__Exercise details__: Transcribe the records below exactly, leaving out any pictures.

__Material shown__:
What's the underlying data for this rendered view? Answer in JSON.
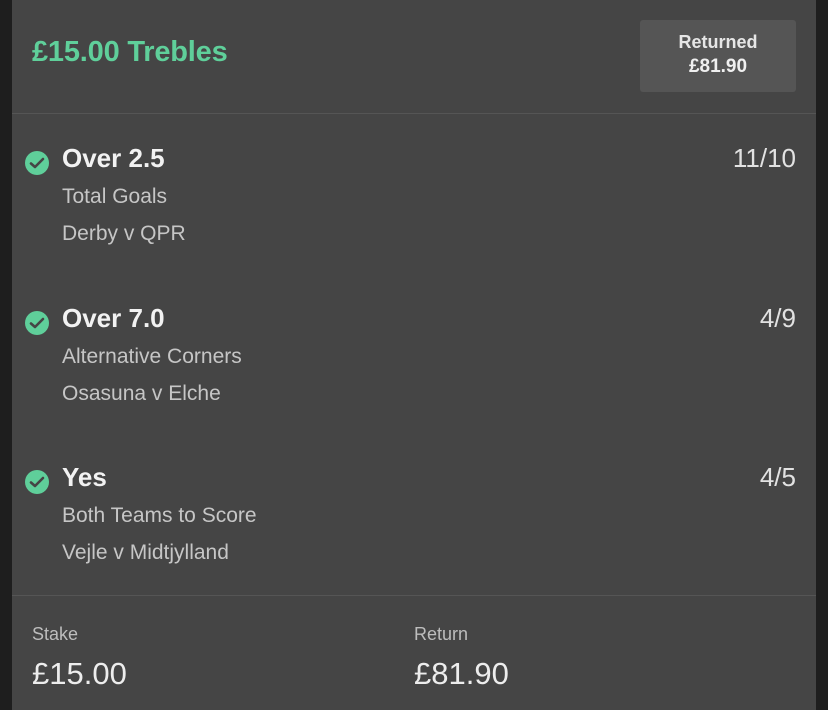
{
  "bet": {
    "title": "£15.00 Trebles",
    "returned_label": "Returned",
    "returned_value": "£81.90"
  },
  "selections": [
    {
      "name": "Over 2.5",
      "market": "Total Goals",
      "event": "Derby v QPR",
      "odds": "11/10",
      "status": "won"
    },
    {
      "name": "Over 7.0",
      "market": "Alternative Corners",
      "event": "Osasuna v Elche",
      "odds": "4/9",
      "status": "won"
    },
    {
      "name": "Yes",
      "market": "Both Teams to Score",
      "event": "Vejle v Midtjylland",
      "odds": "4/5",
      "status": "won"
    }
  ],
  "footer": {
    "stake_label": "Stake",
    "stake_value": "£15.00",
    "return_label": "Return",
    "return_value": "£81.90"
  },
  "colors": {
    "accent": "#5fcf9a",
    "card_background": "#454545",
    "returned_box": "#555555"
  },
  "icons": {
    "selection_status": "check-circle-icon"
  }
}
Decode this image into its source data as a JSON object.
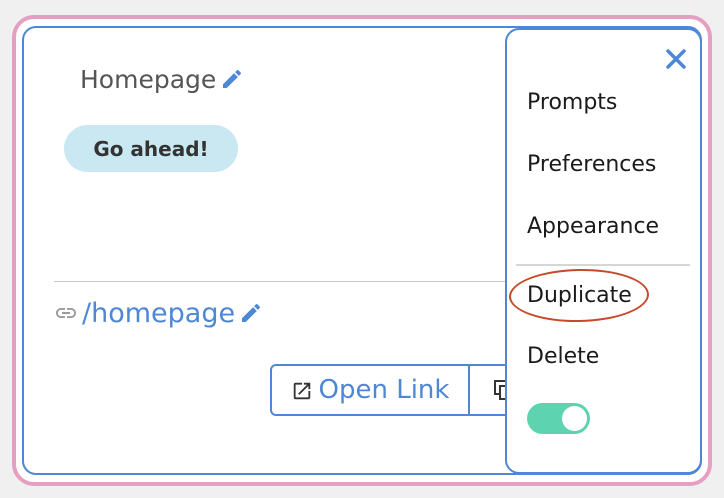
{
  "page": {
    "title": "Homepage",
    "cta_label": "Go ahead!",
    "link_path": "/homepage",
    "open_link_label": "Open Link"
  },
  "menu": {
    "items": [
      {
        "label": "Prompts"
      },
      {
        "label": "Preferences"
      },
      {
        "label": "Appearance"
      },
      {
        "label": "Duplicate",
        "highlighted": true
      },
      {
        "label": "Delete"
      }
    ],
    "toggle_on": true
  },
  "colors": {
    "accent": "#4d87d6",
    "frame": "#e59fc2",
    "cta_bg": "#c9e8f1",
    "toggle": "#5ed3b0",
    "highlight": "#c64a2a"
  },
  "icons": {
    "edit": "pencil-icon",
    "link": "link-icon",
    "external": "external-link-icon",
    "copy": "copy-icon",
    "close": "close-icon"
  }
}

__Full answer__:
What's the underlying data for this rendered view? Answer in JSON.
{
  "bet": {
    "title": "£15.00 Trebles",
    "returned_label": "Returned",
    "returned_value": "£81.90"
  },
  "selections": [
    {
      "name": "Over 2.5",
      "market": "Total Goals",
      "event": "Derby v QPR",
      "odds": "11/10",
      "status": "won"
    },
    {
      "name": "Over 7.0",
      "market": "Alternative Corners",
      "event": "Osasuna v Elche",
      "odds": "4/9",
      "status": "won"
    },
    {
      "name": "Yes",
      "market": "Both Teams to Score",
      "event": "Vejle v Midtjylland",
      "odds": "4/5",
      "status": "won"
    }
  ],
  "footer": {
    "stake_label": "Stake",
    "stake_value": "£15.00",
    "return_label": "Return",
    "return_value": "£81.90"
  },
  "colors": {
    "accent": "#5fcf9a",
    "card_background": "#454545",
    "returned_box": "#555555"
  },
  "icons": {
    "selection_status": "check-circle-icon"
  }
}
Decode this image into its source data as a JSON object.
{
  "page": {
    "title": "Homepage",
    "cta_label": "Go ahead!",
    "link_path": "/homepage",
    "open_link_label": "Open Link"
  },
  "menu": {
    "items": [
      {
        "label": "Prompts"
      },
      {
        "label": "Preferences"
      },
      {
        "label": "Appearance"
      },
      {
        "label": "Duplicate",
        "highlighted": true
      },
      {
        "label": "Delete"
      }
    ],
    "toggle_on": true
  },
  "colors": {
    "accent": "#4d87d6",
    "frame": "#e59fc2",
    "cta_bg": "#c9e8f1",
    "toggle": "#5ed3b0",
    "highlight": "#c64a2a"
  },
  "icons": {
    "edit": "pencil-icon",
    "link": "link-icon",
    "external": "external-link-icon",
    "copy": "copy-icon",
    "close": "close-icon"
  }
}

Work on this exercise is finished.